Text extract:
** Begin **

Meanwhile, if the 2nd pass were offset from the first
11111111 11111111 11111111 11111111
22222222 22222222 22222222 22222222
yielding
1111 22222222 22222222 22222222 ....
there would be no third key because DES operates on blocks of 8 bytes
and this output has an initial block of 4 (not to mention information
in the first 8-byte block (2's) from the entire first 16 bytes of
input).
I have no reason to think so. Why would you think it would?
Maybe.
> While I am not a mathematician or cryptanalyst, it seems reasonable
> that this would merely result in the situation where a third key from
> the available binary keyspace would decrypt the data in one pass. Is
> this in fact the case?
To the best of my knowledge, no one who's talking knows the answer.
I seem to recall reading that the general feeling was ``no'', that
there was not necessarily a third key that would be equivalent.
That doesn't mean it's any more secure, of course. Davies and Price
note that some people have advocated encrypting with K1, decrypting
with K2, and encrypting with K3 for high security. I think that IBM
does that for shipping keys around, in fact.
One further point... If you're saying ``more secure'', you have to
ask ``more secure against whom?''. If the enemy is a hacker who has
sabotaged your encryption command, it doesn't matter how many keys
you're using; they can all be recorded. If your enemy is NSA, they
may be able to get through it anyway, and they're probably the only
ones who know for sure if multiple encryptions are really more secure.
And if your enemy is someone else -- well, no one has published any
way to crack DES, so unless you're trying to outwit a major intelligence
agency (NSA, KGB, GCHQ, Mossad (or whoever does that sort of thing
in Israel), etc.) a single encryption with DES is almost certainly
sufficient for now.

** End **

(Listings of annotated regions)
** Begin **

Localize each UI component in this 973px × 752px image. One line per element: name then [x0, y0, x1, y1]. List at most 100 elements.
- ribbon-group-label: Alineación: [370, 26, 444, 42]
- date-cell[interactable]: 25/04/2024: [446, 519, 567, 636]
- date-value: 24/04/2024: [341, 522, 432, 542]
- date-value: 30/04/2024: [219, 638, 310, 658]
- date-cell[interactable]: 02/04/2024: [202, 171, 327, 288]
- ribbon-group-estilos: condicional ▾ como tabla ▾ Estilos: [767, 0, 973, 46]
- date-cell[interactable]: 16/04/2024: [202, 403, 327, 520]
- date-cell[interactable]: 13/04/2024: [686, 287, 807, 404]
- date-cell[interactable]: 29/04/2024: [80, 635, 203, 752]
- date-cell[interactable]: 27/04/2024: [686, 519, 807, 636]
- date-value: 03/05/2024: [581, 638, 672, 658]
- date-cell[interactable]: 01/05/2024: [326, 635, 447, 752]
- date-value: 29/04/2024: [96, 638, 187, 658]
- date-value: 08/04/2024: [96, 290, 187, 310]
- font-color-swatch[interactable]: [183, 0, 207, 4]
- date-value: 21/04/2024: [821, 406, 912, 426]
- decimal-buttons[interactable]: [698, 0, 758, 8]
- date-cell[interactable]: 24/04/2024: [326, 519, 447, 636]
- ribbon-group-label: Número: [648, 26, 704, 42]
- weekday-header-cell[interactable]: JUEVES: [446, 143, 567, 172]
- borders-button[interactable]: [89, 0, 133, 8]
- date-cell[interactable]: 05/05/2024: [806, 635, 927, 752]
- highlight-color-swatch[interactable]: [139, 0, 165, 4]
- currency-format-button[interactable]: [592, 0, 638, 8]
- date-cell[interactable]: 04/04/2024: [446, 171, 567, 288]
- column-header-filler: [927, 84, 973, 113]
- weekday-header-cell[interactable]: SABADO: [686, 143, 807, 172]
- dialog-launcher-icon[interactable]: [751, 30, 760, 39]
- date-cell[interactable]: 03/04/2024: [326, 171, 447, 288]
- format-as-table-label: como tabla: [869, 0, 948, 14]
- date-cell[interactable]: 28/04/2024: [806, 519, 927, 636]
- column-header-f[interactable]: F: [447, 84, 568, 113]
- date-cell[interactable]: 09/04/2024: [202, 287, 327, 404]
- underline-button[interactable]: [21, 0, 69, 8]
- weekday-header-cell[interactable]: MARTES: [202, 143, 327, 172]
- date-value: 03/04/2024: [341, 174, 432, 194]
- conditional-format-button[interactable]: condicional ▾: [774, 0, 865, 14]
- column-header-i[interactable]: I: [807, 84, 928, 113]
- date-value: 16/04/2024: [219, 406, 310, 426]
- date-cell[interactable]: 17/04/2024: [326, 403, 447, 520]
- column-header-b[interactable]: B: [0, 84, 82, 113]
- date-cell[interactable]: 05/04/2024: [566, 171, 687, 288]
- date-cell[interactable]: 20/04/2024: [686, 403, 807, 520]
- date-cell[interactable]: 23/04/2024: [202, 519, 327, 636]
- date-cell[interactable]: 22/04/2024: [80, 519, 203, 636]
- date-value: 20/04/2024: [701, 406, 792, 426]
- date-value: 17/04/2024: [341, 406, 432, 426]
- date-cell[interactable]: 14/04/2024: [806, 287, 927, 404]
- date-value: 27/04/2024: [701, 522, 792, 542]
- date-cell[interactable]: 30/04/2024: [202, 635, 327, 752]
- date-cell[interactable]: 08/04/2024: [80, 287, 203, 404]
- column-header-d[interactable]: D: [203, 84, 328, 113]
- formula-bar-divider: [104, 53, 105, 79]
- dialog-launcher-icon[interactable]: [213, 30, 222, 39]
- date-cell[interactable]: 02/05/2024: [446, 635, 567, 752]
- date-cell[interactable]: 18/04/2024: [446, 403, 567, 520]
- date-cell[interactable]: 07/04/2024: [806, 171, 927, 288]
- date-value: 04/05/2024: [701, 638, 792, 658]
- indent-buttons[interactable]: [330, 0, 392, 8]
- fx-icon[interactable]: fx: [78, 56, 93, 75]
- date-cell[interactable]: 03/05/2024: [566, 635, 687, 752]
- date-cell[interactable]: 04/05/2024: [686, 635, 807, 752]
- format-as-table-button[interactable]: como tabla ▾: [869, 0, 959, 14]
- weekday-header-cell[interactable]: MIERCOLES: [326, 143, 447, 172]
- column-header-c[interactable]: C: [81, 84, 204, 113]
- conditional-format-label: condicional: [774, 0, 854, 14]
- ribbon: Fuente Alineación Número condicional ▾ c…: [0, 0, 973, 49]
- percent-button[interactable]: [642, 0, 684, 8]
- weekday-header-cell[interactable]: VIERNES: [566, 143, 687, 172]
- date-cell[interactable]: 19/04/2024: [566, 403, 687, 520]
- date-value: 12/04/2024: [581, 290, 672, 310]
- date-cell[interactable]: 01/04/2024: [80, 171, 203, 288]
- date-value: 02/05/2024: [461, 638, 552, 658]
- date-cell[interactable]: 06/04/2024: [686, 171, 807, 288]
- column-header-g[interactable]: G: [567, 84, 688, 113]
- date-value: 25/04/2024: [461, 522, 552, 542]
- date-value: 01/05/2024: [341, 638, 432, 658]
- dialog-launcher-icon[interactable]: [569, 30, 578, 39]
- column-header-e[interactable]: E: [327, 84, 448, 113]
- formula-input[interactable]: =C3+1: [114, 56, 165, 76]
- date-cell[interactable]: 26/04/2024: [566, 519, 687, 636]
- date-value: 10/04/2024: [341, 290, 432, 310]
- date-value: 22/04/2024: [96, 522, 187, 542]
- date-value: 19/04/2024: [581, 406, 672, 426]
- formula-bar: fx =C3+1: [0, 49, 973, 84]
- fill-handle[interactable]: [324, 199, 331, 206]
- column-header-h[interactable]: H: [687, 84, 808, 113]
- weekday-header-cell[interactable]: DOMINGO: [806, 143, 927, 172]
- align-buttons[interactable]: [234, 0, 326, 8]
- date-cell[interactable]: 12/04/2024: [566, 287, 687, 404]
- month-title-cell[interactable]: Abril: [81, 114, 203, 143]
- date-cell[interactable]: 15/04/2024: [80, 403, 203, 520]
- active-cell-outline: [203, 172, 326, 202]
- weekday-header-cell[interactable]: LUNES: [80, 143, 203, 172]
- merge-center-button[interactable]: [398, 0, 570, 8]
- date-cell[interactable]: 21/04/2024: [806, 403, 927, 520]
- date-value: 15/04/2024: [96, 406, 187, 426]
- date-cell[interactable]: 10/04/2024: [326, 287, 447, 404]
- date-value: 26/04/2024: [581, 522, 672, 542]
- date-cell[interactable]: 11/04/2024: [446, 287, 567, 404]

** End **

Actions to take:
1) Reproduce the records word for word, beginning at their first line and stopping after the line that contains "- date-value: 24/04/2024: [341, 522, 432, 542]".
2) Carry on the text on multiple DES encryption from the point where it ends.
The text on multiple DES encryption and the records come from unrelated sources.

Answers to the exercises:
1)
Localize each UI component in this 973px × 752px image. One line per element: name then [x0, y0, x1, y1]. List at most 100 elements.
- ribbon-group-label: Alineación: [370, 26, 444, 42]
- date-cell[interactable]: 25/04/2024: [446, 519, 567, 636]
- date-value: 24/04/2024: [341, 522, 432, 542]

2)
>I noted in the man page for fast-des that there is an option to invoke
>miltiple pass encryption with different keys. It was stated that this
>increased the security of the encryption.
See: Coppersmith, D. "Cryptography", IBM Journal of research and
Development, Vol. 31, no. 2, pp. 244-248, March 1987, on
the value of triple-encryption. Also the present issue of
IBM System Journal has an interesting article on masterkeying
DES through use of vectors.
Robert Ames am...@ontmoh.uucp P.O. Box 724, Station 'A'
Toronto, Ontario, Canada
--
Robert Ames am...@ontmoh.uucp P.O. Box 724, Station 'A'
Toronto, Ontario, Canada
Why bother with DES at all?
A possible answer is that you are part of a transaction in
which the other people have accepted DES as their standard,
and they are big enough to tell you that you must use DES
or go fish. Therefore your security is only as good as theirs.
Whatever you can do to improve your security is limited by
their security.
Another answer is that you think DES is the cat's meow. In
which case I suggest you go see a a voodoo priest to get the
bad spirits cast out.
>I might prefer using a weak system for
>enciphering the output of DES which can be
>demonstrated to result in something stronger
>than DES (for example a transposition over 32
>bytes).
Not really strong.
>Tom Scharle
--
William "Alain" Simon al...@elevia.UUCP
I doubt very much you can weaken DES by using multiple encryption.
But I'm no expert, so you have to make your own opinion.
My real comment is on the way to perform multiple encryption with DES.
The idea of using multiple encryption is to increase the key space and
make attacks based on key exhaustion less believable.
There is an official way of doing this: use the EDE
(Encrypt-Decrypt-Encrypt) mode of DES. EDE mode uses 2 keys: k1 and k2.
c = E_k1( D_k2( E_k1( m )))
Why 3 passes if you're only using 2 keys?
Well, to decrypt you:
m = D_k1( E_k2( D_k1( c )))
This way you don't have to reverse the order of keys for decryption.
In hardware, you plug 3 DES chips in a pipeline with the Encrypt/Decrypt
line attached directly to the first and last chip and attached through
a "not" gate to the middle chip. It is a lot easier than shuffling
the keys around. Off course, this mode is very much a **** in the ***
in software ;-(
>--
>Tom Scharle cm65n6@irishmvs(Bitnet)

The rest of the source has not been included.